------ Dataset entries

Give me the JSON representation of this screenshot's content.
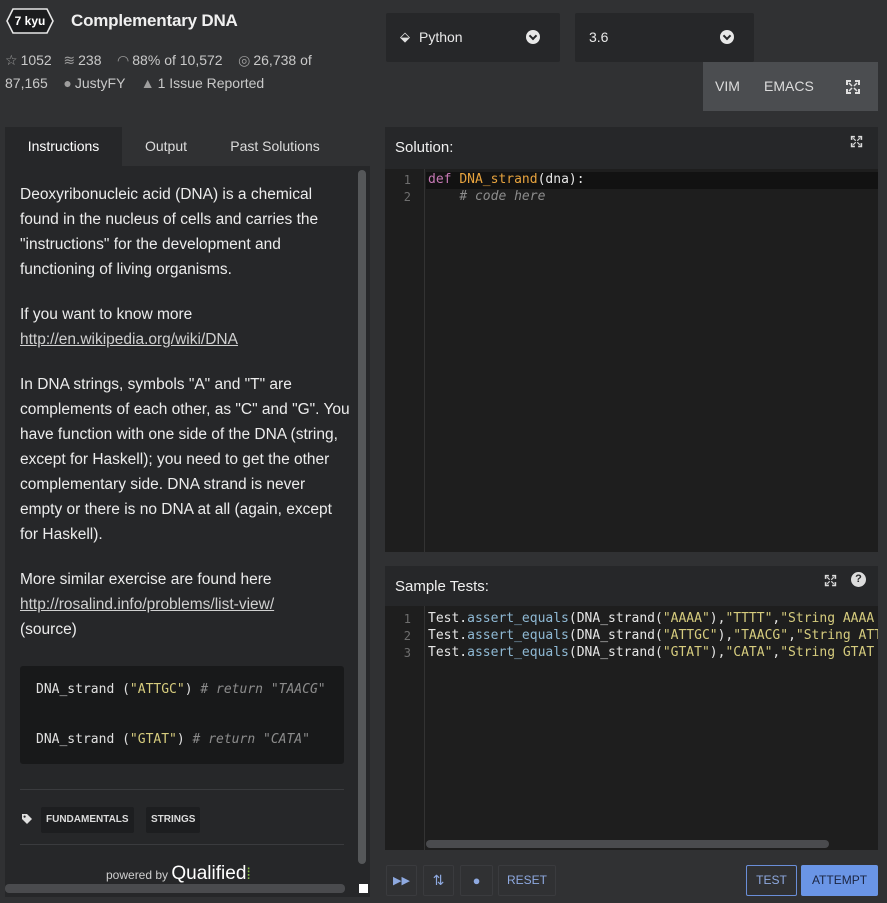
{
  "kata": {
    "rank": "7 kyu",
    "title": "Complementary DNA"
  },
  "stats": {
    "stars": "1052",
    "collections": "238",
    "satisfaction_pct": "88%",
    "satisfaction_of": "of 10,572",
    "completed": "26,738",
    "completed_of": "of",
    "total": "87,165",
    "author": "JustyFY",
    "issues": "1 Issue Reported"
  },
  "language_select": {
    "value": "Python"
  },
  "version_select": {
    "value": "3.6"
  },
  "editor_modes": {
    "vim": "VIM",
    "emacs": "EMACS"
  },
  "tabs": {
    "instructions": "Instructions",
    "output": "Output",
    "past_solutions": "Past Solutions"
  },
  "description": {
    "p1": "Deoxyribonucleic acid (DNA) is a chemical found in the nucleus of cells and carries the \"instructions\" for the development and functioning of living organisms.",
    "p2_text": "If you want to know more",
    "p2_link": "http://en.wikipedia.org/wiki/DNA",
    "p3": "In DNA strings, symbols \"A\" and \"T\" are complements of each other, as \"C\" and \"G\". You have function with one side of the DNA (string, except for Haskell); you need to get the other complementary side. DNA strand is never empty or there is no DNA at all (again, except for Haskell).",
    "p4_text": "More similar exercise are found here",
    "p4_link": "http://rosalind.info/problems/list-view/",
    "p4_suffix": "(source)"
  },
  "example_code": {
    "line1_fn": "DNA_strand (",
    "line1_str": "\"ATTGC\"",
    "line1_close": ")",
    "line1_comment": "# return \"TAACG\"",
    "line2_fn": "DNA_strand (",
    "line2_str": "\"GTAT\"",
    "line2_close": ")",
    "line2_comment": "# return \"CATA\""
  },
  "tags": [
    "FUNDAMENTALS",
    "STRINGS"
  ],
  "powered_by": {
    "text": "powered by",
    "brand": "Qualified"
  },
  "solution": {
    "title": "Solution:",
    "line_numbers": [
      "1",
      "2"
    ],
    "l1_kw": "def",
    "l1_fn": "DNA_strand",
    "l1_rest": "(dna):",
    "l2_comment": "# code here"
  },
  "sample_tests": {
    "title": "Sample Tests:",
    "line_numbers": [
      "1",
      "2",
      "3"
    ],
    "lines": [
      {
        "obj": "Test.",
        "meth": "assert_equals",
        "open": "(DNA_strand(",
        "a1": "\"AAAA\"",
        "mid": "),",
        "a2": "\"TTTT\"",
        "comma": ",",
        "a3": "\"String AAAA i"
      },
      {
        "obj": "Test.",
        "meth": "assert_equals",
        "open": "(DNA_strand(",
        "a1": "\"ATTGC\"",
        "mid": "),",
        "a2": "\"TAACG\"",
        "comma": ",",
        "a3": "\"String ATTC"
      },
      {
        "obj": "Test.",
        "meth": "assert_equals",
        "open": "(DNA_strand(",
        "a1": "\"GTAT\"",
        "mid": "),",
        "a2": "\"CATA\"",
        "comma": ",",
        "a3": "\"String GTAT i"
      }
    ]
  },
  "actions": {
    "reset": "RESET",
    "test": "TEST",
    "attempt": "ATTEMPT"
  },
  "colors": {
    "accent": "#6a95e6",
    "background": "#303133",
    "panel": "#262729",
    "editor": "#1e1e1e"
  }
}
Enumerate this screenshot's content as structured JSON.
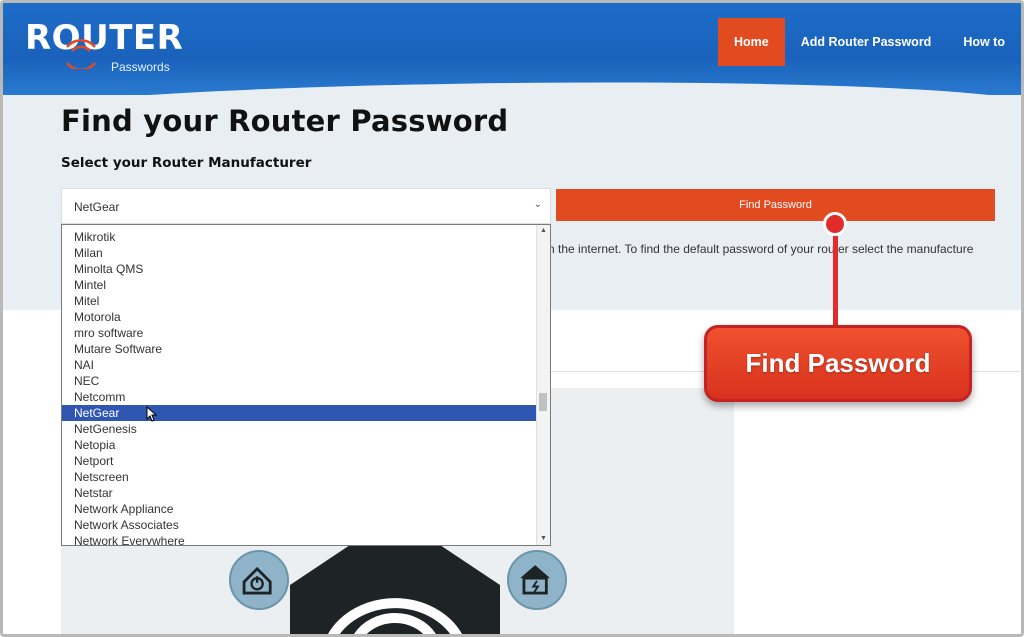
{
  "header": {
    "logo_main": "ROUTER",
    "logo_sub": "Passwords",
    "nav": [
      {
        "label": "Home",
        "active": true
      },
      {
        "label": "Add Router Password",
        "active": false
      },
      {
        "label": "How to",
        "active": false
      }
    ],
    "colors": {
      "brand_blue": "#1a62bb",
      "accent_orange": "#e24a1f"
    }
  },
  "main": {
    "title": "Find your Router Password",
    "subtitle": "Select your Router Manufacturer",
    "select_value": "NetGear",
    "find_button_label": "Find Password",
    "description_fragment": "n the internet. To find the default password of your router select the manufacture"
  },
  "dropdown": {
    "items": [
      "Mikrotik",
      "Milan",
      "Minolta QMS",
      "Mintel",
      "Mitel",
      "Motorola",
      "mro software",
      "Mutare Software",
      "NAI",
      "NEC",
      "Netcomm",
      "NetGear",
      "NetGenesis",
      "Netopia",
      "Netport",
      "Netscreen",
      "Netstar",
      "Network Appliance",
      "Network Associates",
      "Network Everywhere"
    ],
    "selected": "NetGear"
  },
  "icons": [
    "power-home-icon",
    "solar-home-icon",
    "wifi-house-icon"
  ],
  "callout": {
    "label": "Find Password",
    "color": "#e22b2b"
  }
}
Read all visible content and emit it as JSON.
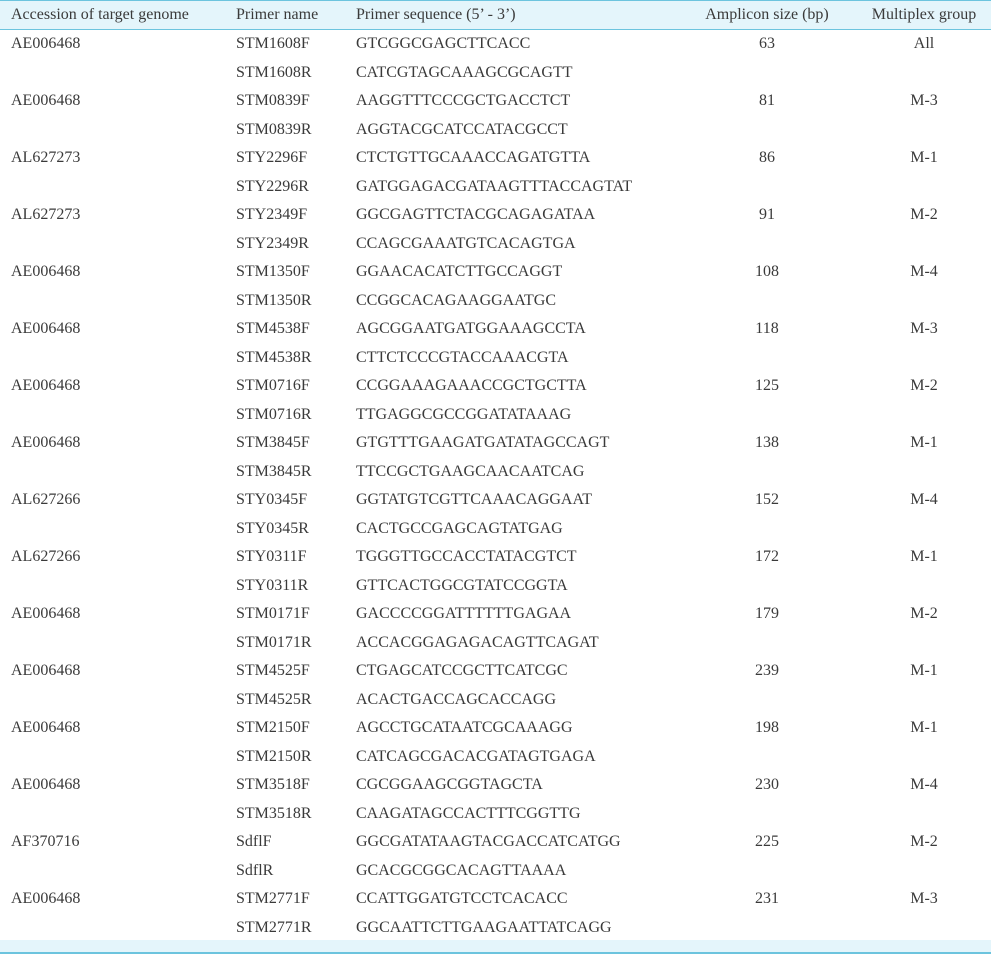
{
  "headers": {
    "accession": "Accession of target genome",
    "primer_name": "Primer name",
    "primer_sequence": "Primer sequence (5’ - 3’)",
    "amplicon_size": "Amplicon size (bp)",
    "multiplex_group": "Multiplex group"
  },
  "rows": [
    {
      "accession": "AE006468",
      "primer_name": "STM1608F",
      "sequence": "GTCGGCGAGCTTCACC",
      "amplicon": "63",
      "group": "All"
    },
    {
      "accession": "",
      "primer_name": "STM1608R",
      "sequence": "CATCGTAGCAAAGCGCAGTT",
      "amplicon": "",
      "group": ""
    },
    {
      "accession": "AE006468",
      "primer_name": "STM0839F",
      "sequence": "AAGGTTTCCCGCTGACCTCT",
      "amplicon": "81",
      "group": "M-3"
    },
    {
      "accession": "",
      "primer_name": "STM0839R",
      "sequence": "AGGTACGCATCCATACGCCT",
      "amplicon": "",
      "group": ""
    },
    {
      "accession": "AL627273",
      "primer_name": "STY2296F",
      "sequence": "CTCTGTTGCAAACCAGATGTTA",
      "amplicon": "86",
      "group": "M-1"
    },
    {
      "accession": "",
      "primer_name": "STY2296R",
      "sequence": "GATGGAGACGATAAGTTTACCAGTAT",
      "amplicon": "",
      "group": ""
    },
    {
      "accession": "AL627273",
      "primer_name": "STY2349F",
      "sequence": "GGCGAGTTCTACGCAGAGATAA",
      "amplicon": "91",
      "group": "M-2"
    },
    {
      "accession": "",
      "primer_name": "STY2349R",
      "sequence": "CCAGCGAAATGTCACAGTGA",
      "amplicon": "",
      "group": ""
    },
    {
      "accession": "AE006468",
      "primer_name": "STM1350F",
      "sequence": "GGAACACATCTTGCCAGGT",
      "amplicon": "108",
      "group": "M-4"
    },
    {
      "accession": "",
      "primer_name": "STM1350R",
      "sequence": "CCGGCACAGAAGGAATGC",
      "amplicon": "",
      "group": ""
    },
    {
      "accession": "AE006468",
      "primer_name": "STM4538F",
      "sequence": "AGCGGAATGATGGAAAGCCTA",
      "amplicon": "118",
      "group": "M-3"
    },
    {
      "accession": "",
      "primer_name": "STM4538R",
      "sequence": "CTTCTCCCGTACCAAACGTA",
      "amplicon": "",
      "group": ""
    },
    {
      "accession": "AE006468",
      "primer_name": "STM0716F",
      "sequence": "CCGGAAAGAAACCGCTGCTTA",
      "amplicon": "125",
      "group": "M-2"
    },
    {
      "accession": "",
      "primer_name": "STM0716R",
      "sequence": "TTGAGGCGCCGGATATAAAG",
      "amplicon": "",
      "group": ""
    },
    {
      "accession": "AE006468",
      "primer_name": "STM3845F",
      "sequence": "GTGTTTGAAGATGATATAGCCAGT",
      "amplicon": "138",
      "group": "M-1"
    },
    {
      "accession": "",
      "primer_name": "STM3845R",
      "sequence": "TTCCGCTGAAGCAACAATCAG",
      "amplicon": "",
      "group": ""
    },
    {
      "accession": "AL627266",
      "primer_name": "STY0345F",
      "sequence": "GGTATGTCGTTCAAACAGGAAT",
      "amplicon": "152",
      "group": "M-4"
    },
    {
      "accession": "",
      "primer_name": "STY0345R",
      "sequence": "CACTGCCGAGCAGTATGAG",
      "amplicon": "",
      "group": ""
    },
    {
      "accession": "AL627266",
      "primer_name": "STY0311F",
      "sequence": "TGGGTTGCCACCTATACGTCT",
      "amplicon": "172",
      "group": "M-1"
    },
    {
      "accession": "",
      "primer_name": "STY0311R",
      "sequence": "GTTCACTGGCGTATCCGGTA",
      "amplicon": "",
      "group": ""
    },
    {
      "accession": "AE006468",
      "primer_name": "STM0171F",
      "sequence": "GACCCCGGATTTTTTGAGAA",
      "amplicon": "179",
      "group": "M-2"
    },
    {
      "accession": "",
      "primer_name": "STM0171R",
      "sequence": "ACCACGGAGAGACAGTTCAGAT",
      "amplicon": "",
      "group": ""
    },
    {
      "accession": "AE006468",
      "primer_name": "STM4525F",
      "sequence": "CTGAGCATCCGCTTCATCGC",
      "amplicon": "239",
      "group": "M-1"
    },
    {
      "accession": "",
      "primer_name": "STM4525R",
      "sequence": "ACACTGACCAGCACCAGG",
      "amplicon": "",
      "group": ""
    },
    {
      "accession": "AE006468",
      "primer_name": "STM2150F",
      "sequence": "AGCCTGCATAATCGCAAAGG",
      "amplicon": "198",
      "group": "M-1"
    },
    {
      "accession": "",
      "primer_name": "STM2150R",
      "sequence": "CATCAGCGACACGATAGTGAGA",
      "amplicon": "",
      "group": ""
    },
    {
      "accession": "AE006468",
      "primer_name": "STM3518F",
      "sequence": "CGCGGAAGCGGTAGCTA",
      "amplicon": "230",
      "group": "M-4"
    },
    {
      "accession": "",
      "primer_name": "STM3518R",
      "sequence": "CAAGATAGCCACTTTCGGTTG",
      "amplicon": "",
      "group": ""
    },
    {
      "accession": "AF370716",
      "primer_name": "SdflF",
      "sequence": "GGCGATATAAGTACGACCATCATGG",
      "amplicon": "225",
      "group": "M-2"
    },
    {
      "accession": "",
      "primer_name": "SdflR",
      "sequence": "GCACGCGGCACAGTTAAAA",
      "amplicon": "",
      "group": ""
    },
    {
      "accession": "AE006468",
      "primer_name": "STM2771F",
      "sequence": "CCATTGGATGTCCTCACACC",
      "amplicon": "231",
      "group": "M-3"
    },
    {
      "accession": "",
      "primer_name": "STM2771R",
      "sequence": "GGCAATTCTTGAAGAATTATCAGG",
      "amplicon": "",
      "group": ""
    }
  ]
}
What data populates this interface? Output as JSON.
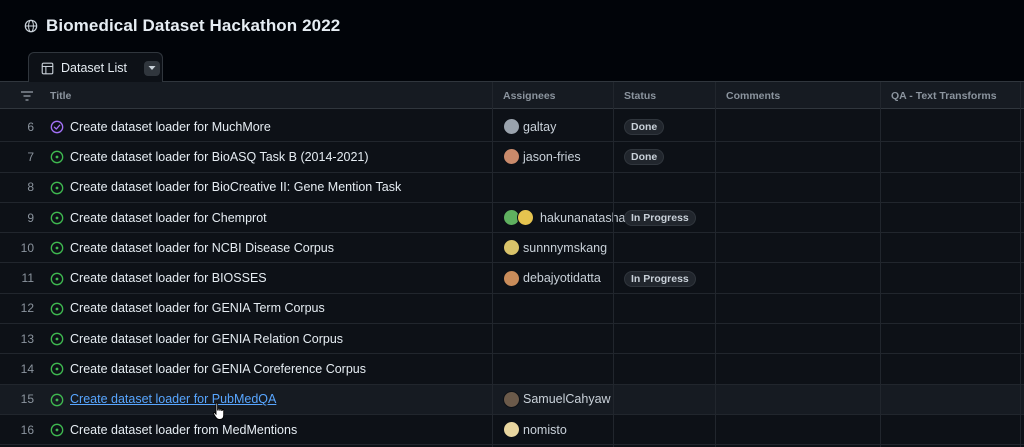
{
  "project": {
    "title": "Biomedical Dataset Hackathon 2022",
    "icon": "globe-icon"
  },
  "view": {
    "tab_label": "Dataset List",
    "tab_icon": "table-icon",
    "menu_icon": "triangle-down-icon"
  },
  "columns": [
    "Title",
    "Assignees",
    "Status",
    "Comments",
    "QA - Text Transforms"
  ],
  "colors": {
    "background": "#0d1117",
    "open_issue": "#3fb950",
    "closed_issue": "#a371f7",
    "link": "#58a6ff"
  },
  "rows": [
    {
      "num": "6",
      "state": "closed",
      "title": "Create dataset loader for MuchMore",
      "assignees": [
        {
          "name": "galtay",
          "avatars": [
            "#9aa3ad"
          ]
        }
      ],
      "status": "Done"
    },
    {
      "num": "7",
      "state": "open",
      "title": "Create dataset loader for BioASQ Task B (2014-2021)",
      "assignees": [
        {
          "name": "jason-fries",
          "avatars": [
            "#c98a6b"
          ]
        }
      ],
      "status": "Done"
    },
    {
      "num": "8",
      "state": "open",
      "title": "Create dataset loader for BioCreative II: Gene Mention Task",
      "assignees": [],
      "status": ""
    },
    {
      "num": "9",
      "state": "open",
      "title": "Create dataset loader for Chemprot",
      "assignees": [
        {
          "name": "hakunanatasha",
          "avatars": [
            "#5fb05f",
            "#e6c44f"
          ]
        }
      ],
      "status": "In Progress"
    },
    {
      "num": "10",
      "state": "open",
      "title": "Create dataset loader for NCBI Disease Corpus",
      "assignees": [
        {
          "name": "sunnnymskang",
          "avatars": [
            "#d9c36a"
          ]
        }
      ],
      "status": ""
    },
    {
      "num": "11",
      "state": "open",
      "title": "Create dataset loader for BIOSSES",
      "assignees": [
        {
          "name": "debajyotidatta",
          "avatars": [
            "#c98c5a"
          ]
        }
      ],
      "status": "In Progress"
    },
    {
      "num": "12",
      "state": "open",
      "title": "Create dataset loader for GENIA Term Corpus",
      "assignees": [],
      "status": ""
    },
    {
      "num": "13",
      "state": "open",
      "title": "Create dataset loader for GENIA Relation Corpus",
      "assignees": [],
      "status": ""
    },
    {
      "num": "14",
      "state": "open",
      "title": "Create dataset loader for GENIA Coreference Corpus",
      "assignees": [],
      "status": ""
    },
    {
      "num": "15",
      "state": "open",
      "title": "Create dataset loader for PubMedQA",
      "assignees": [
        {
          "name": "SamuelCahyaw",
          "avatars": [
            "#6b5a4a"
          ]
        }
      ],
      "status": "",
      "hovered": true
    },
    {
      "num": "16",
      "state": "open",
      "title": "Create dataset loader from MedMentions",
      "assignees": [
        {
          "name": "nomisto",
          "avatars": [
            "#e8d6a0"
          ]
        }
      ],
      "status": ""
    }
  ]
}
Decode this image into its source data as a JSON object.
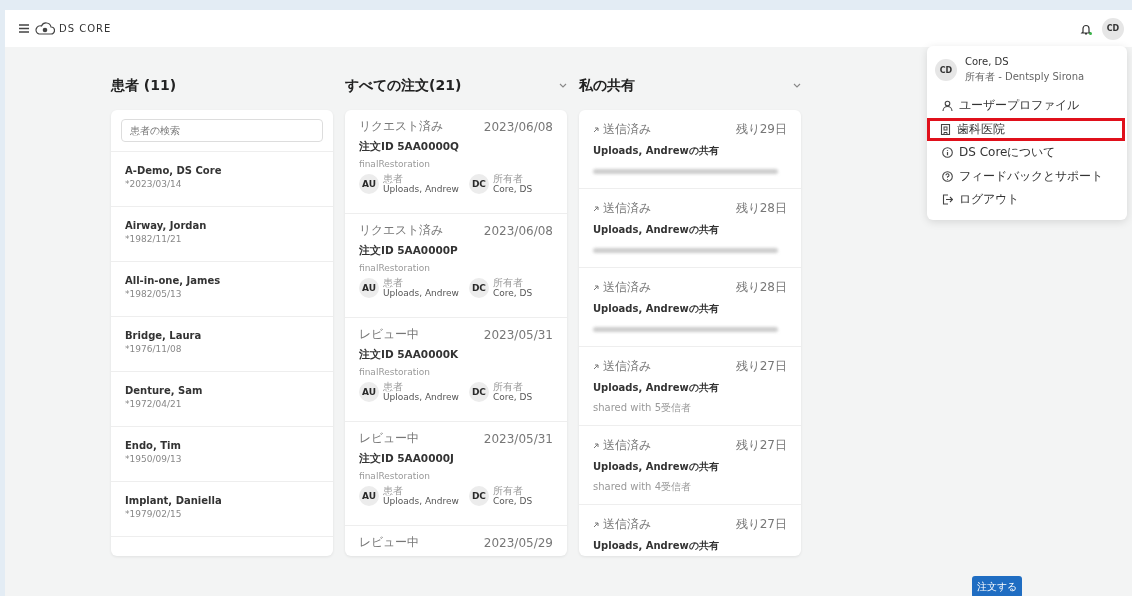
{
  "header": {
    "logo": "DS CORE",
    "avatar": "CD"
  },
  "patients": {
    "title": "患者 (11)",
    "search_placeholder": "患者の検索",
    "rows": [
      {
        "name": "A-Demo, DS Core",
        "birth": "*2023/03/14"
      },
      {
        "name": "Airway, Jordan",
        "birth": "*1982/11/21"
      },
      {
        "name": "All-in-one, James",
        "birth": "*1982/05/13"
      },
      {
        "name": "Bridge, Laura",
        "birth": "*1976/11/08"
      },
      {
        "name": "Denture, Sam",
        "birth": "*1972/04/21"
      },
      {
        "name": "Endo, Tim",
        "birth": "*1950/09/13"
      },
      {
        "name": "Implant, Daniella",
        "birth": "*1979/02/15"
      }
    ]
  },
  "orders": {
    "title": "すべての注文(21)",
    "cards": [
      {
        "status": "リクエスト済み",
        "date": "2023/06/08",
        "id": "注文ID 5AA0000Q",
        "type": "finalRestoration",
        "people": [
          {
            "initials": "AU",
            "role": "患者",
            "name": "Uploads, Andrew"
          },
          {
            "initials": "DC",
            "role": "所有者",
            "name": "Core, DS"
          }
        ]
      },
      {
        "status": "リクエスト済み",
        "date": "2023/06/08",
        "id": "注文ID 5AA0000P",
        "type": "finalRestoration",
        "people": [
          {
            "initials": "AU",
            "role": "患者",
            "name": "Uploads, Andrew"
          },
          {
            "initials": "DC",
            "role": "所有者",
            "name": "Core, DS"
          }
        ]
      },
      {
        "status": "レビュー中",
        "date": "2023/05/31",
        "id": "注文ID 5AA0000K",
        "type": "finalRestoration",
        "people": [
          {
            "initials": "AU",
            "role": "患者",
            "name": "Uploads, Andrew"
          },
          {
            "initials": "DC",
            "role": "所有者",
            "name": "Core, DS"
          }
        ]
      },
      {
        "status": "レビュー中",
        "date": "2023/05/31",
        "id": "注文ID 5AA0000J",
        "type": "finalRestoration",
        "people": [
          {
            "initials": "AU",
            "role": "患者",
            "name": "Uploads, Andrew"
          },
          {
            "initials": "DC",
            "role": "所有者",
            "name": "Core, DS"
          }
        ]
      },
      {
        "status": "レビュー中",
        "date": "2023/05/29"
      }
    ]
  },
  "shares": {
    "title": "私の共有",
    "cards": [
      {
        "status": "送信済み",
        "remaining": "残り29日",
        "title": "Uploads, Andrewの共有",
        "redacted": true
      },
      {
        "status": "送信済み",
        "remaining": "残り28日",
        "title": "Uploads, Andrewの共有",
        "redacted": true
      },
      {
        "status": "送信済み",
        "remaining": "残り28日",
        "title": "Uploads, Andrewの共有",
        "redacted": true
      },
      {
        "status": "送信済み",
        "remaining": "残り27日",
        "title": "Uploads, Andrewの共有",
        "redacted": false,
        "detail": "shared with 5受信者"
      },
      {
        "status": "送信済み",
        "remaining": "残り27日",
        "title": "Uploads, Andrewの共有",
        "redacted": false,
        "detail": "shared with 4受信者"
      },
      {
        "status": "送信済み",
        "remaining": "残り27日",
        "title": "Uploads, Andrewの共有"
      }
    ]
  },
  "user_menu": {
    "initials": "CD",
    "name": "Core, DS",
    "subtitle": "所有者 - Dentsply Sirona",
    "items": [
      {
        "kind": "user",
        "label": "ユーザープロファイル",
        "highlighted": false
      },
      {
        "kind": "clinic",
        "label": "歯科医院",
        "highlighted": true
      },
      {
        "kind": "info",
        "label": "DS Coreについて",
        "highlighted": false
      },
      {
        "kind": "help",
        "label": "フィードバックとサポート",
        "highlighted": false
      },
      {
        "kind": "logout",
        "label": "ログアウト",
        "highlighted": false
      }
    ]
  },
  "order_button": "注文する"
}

------------

■ Aim of the exercise ■
Tally the lines in the data that contain the string "http". Report only the total.

■ Expected answer ■
2